### [INSTRUCTIONS FOR THE TASK]
Write out the whole listing again, exactly as given.

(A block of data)

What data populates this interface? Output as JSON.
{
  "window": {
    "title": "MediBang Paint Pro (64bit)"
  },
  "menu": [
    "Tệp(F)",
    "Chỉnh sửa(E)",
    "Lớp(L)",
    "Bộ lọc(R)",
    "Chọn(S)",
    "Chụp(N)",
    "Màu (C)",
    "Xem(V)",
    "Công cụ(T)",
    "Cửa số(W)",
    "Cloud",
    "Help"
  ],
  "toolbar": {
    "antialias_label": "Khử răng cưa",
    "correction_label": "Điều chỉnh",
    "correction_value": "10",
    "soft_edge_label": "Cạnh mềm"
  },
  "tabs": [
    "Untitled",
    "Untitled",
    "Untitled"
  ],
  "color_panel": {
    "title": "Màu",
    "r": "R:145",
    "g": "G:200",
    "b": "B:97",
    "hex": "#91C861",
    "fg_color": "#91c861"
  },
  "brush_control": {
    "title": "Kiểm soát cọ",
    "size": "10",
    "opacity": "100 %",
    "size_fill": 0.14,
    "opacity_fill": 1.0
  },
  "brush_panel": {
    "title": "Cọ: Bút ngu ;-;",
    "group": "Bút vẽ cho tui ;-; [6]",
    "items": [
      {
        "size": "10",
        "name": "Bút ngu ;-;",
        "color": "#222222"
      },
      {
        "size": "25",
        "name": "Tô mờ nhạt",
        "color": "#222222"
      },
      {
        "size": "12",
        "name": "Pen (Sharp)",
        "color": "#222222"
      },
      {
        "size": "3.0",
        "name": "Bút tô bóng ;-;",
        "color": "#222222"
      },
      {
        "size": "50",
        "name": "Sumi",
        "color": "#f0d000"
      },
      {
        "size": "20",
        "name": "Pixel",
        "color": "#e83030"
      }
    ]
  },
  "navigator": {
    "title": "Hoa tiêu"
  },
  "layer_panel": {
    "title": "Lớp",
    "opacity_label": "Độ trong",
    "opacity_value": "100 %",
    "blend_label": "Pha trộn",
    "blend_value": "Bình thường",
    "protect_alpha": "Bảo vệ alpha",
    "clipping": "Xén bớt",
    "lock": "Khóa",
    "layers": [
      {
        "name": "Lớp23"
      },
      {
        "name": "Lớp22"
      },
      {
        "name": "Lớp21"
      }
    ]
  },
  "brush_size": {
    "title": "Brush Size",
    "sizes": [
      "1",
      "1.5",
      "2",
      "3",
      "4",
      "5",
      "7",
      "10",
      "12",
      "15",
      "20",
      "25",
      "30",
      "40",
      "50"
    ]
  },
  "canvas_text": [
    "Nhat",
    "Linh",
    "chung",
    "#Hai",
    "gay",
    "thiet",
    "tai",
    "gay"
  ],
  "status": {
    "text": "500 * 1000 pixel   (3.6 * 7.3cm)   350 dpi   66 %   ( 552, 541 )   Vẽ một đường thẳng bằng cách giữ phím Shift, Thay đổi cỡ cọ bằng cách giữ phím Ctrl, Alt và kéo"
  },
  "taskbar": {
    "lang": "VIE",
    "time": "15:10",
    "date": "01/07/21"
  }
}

### [SOLUTION FOR THIS EXERCISE]
What data populates this interface? Output as JSON.
{
  "window": {
    "title": "MediBang Paint Pro (64bit)"
  },
  "menu": [
    "Tệp(F)",
    "Chỉnh sửa(E)",
    "Lớp(L)",
    "Bộ lọc(R)",
    "Chọn(S)",
    "Chụp(N)",
    "Màu (C)",
    "Xem(V)",
    "Công cụ(T)",
    "Cửa số(W)",
    "Cloud",
    "Help"
  ],
  "toolbar": {
    "antialias_label": "Khử răng cưa",
    "correction_label": "Điều chỉnh",
    "correction_value": "10",
    "soft_edge_label": "Cạnh mềm"
  },
  "tabs": [
    "Untitled",
    "Untitled",
    "Untitled"
  ],
  "color_panel": {
    "title": "Màu",
    "r": "R:145",
    "g": "G:200",
    "b": "B:97",
    "hex": "#91C861",
    "fg_color": "#91c861"
  },
  "brush_control": {
    "title": "Kiểm soát cọ",
    "size": "10",
    "opacity": "100 %",
    "size_fill": 0.14,
    "opacity_fill": 1.0
  },
  "brush_panel": {
    "title": "Cọ: Bút ngu ;-;",
    "group": "Bút vẽ cho tui ;-; [6]",
    "items": [
      {
        "size": "10",
        "name": "Bút ngu ;-;",
        "color": "#222222"
      },
      {
        "size": "25",
        "name": "Tô mờ nhạt",
        "color": "#222222"
      },
      {
        "size": "12",
        "name": "Pen (Sharp)",
        "color": "#222222"
      },
      {
        "size": "3.0",
        "name": "Bút tô bóng ;-;",
        "color": "#222222"
      },
      {
        "size": "50",
        "name": "Sumi",
        "color": "#f0d000"
      },
      {
        "size": "20",
        "name": "Pixel",
        "color": "#e83030"
      }
    ]
  },
  "navigator": {
    "title": "Hoa tiêu"
  },
  "layer_panel": {
    "title": "Lớp",
    "opacity_label": "Độ trong",
    "opacity_value": "100 %",
    "blend_label": "Pha trộn",
    "blend_value": "Bình thường",
    "protect_alpha": "Bảo vệ alpha",
    "clipping": "Xén bớt",
    "lock": "Khóa",
    "layers": [
      {
        "name": "Lớp23"
      },
      {
        "name": "Lớp22"
      },
      {
        "name": "Lớp21"
      }
    ]
  },
  "brush_size": {
    "title": "Brush Size",
    "sizes": [
      "1",
      "1.5",
      "2",
      "3",
      "4",
      "5",
      "7",
      "10",
      "12",
      "15",
      "20",
      "25",
      "30",
      "40",
      "50"
    ]
  },
  "canvas_text": [
    "Nhat",
    "Linh",
    "chung",
    "#Hai",
    "gay",
    "thiet",
    "tai",
    "gay"
  ],
  "status": {
    "text": "500 * 1000 pixel   (3.6 * 7.3cm)   350 dpi   66 %   ( 552, 541 )   Vẽ một đường thẳng bằng cách giữ phím Shift, Thay đổi cỡ cọ bằng cách giữ phím Ctrl, Alt và kéo"
  },
  "taskbar": {
    "lang": "VIE",
    "time": "15:10",
    "date": "01/07/21"
  }
}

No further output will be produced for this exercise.